Nueva ley procesal del trabajo: mejor dejarla en suspensoJorge_Rendn_Vsquez
Por  Dr. Jorge Rendón Vásquez

El 15 de enero de 2010 se publicó en el diario oficial el texto de la Nueva Ley Procesal del Trabajo, 29497, pero no para entrar en vigencia al día siguiente, sino seis meses después. Y, aún así, no de inmediato, sino “de forma progresiva en la oportunidad y en los distritos judiciales que disponga” el Consejo Ejecutivo del Poder Judicial (9ª DC). Hasta el momento, esa oportunidad les ha llegado, tímida y cautelosamente, a Tacna (R. Adm. 236-2010-CE-PJ), Cañete, Yauyos y Mala (R.Adm. 276-2010-CE-PJ); Trujillo y otras provincias de La Libertad (R.Adm. 295-2010-CE); Arequipa (R.Adm. 331-2-1—CE-PJ); y Cusco (R.Adm. 368-2010-CE-PJ; en total, unos 15 juzgados laborales ya existentes en localidades con cifras relativamente bajas de trabajadores dependientes. No se ha creado ningun nuevo juzgado ni sala.

¿Por qué?

____

Tarea asignada 1. Por favor, copia el pasaje del fragmento que empieza en las palabras "El 15 de enero" y termina tras "juzgado ni sala.", y cambia "Tacna" por "Puno".
Tarea asignada 2. Enumera los lugares que, según el fragmento, ya han comenzado a aplicar la Nueva Ley Procesal del Trabajo.
Las líneas que vienen a continuación no tienen relación con el fragmento.

____

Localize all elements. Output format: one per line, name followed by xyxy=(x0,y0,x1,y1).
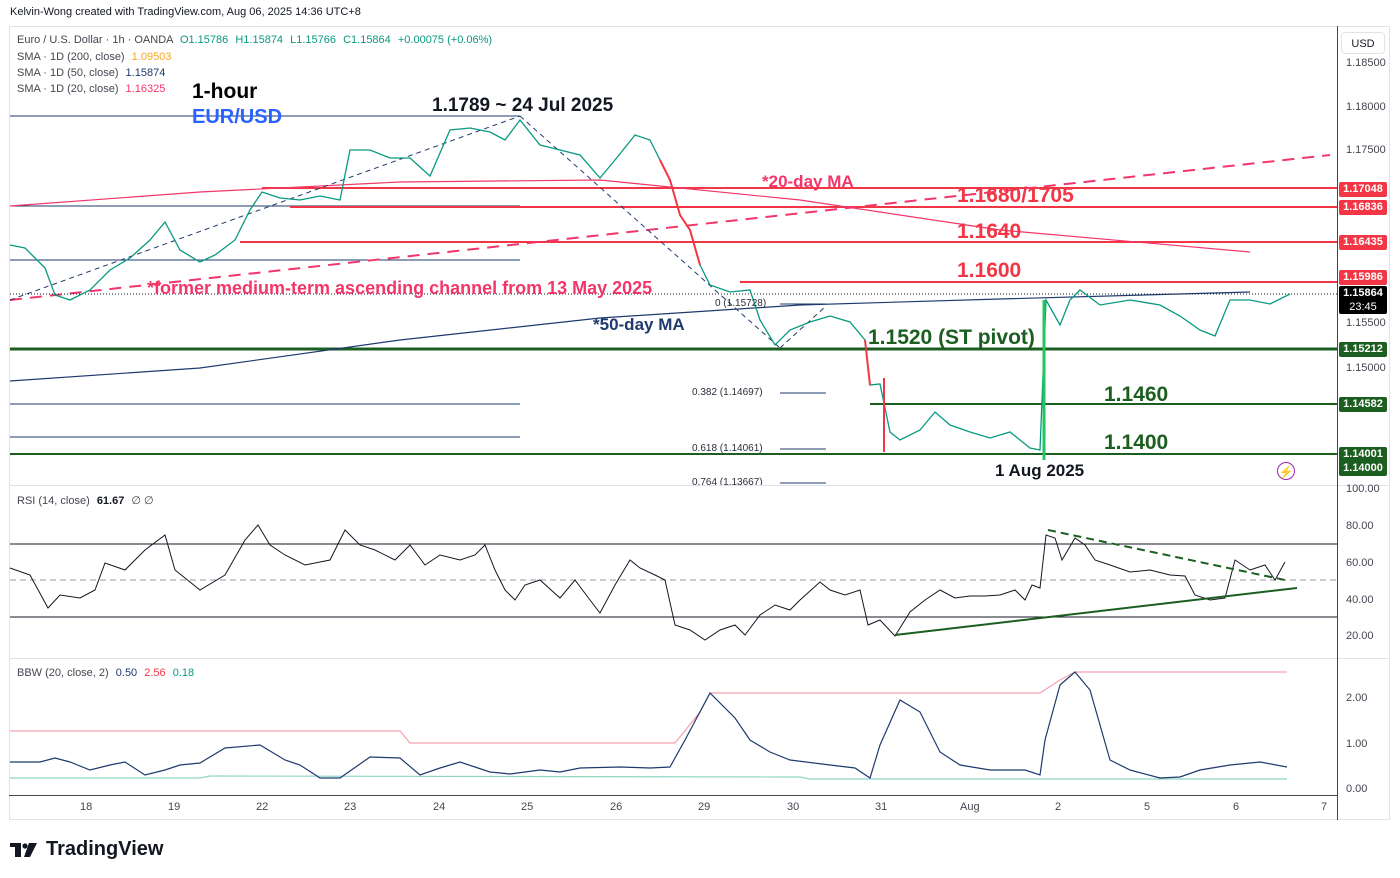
price-tick: 1.15500 xyxy=(1346,317,1386,329)
chart-frame xyxy=(9,26,1390,820)
annotation-pivot: 1.1520 (ST pivot) xyxy=(868,326,1035,349)
time-tick: 30 xyxy=(787,801,800,813)
rsi-extra: ∅ ∅ xyxy=(131,495,154,507)
tradingview-logo-icon xyxy=(10,842,37,857)
time-tick: 23 xyxy=(344,801,357,813)
price-label-1-16836: 1.16836 xyxy=(1339,200,1387,215)
flash-icon[interactable]: ⚡ xyxy=(1277,462,1295,480)
price-label-1-15986: 1.15986 xyxy=(1339,270,1387,285)
tradingview-wordmark: TradingView xyxy=(46,838,164,860)
bar-countdown: 23:45 xyxy=(1349,301,1377,313)
rsi-legend[interactable]: RSI (14, close) 61.67 ∅ ∅ xyxy=(17,494,154,507)
bbw-highest-value: 2.56 xyxy=(144,667,166,679)
time-tick: 26 xyxy=(610,801,623,813)
bbw-tick: 1.00 xyxy=(1346,738,1368,750)
indicator-legend-sma50[interactable]: SMA · 1D (50, close) 1.15874 xyxy=(17,67,165,79)
annotation-high: 1.1789 ~ 24 Jul 2025 xyxy=(432,95,614,116)
ohlc-low: L1.15766 xyxy=(290,34,337,46)
sma50-value: 1.15874 xyxy=(125,67,166,79)
timeframe-title: 1-hour xyxy=(192,80,258,103)
symbol-label: Euro / U.S. Dollar · 1h · OANDA xyxy=(17,34,173,46)
price-tick: 1.17500 xyxy=(1346,144,1386,156)
rsi-tick: 100.00 xyxy=(1346,483,1380,495)
bbw-label: BBW (20, close, 2) xyxy=(17,667,109,679)
chart-credit: Kelvin-Wong created with TradingView.com… xyxy=(10,6,361,18)
time-tick: 7 xyxy=(1321,801,1328,813)
annotation-resistance-3: 1.1600 xyxy=(957,259,1022,282)
annotation-channel: *former medium-term ascending channel fr… xyxy=(147,278,653,298)
tradingview-logo[interactable]: TradingView xyxy=(10,838,163,861)
annotation-support-2: 1.1400 xyxy=(1104,431,1169,454)
annotation-ma50: *50-day MA xyxy=(593,315,685,334)
bbw-tick: 0.00 xyxy=(1346,783,1368,795)
bbw-legend[interactable]: BBW (20, close, 2) 0.50 2.56 0.18 xyxy=(17,667,194,679)
annotation-support-1: 1.1460 xyxy=(1104,383,1169,406)
rsi-label: RSI (14, close) xyxy=(17,495,90,507)
price-label-1-14582: 1.14582 xyxy=(1339,397,1387,412)
time-tick: 2 xyxy=(1055,801,1062,813)
rsi-pane-separator[interactable] xyxy=(9,485,1390,486)
sma20-value: 1.16325 xyxy=(125,83,166,95)
bbw-lowest-value: 0.18 xyxy=(172,667,195,679)
bbw-tick: 2.00 xyxy=(1346,692,1368,704)
rsi-tick: 20.00 xyxy=(1346,630,1374,642)
price-label-1-16435: 1.16435 xyxy=(1339,235,1387,250)
time-tick: 31 xyxy=(875,801,888,813)
sma50-label: SMA · 1D (50, close) xyxy=(17,67,119,79)
annotation-resistance-1: 1.1680/1705 xyxy=(957,184,1074,207)
sma200-label: SMA · 1D (200, close) xyxy=(17,51,125,63)
currency-button[interactable]: USD xyxy=(1341,32,1385,54)
time-tick: 5 xyxy=(1144,801,1151,813)
time-tick: 24 xyxy=(433,801,446,813)
rsi-tick: 80.00 xyxy=(1346,520,1374,532)
time-tick: 29 xyxy=(698,801,711,813)
time-tick: 22 xyxy=(256,801,269,813)
fib-764-label: 0.764 (1.13667) xyxy=(692,477,763,485)
time-tick: 6 xyxy=(1233,801,1240,813)
price-tick: 1.18000 xyxy=(1346,101,1386,113)
indicator-legend-sma200[interactable]: SMA · 1D (200, close) 1.09503 xyxy=(17,51,171,63)
current-price-value: 1.15864 xyxy=(1343,287,1383,299)
rsi-tick: 60.00 xyxy=(1346,557,1374,569)
price-label-support: 1.14001 1.14000 xyxy=(1339,447,1387,476)
price-label-1-17048: 1.17048 xyxy=(1339,182,1387,197)
pair-title: EUR/USD xyxy=(192,106,283,128)
ohlc-change: +0.00075 (+0.06%) xyxy=(397,34,493,46)
annotation-ma20: *20-day MA xyxy=(762,172,854,191)
price-tick: 1.15000 xyxy=(1346,362,1386,374)
price-label-1-15212: 1.15212 xyxy=(1339,342,1387,357)
fib-382-label: 0.382 (1.14697) xyxy=(692,387,763,398)
ohlc-high: H1.15874 xyxy=(235,34,284,46)
time-tick: Aug xyxy=(960,801,980,813)
fib-618-label: 0.618 (1.14061) xyxy=(692,443,763,454)
time-tick: 18 xyxy=(80,801,93,813)
time-tick: 25 xyxy=(521,801,534,813)
price-tick: 1.18500 xyxy=(1346,57,1386,69)
price-axis-line xyxy=(1337,26,1338,820)
ohlc-open: O1.15786 xyxy=(179,34,229,46)
annotation-resistance-2: 1.1640 xyxy=(957,220,1022,243)
rsi-value: 61.67 xyxy=(96,495,125,507)
ohlc-close: C1.15864 xyxy=(343,34,391,46)
annotation-low: 1 Aug 2025 xyxy=(995,461,1085,480)
bbw-value: 0.50 xyxy=(115,667,138,679)
time-tick: 19 xyxy=(168,801,181,813)
indicator-legend-sma20[interactable]: SMA · 1D (20, close) 1.16325 xyxy=(17,83,165,95)
sma200-value: 1.09503 xyxy=(131,51,172,63)
bbw-pane-separator[interactable] xyxy=(9,658,1390,659)
sma20-label: SMA · 1D (20, close) xyxy=(17,83,119,95)
price-label-1-14000: 1.14000 xyxy=(1343,462,1383,474)
rsi-tick: 40.00 xyxy=(1346,594,1374,606)
current-price-label: 1.15864 23:45 xyxy=(1339,286,1387,314)
symbol-legend[interactable]: Euro / U.S. Dollar · 1h · OANDA O1.15786… xyxy=(17,34,492,46)
price-label-1-14001: 1.14001 xyxy=(1343,448,1383,460)
time-axis-line xyxy=(9,795,1338,796)
fib-0-label: 0 (1.15728) xyxy=(715,298,767,309)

____

Respuesta redactada 1.
El 15 de enero de 2010 se publicó en el diario oficial el texto de la Nueva Ley Procesal del Trabajo, 29497, pero no para entrar en vigencia al día siguiente, sino seis meses después. Y, aún así, no de inmediato, sino “de forma progresiva en la oportunidad y en los distritos judiciales que disponga” el Consejo Ejecutivo del Poder Judicial (9ª DC). Hasta el momento, esa oportunidad les ha llegado, tímida y cautelosamente, a Puno (R. Adm. 236-2010-CE-PJ), Cañete, Yauyos y Mala (R.Adm. 276-2010-CE-PJ); Trujillo y otras provincias de La Libertad (R.Adm. 295-2010-CE); Arequipa (R.Adm. 331-2-1—CE-PJ); y Cusco (R.Adm. 368-2010-CE-PJ; en total, unos 15 juzgados laborales ya existentes en localidades con cifras relativamente bajas de trabajadores dependientes. No se ha creado ningun nuevo juzgado ni sala.

Respuesta redactada 2. Tacna; Cañete; Yauyos; Mala; Trujillo y otras provincias de La Libertad; Arequipa; Cusco.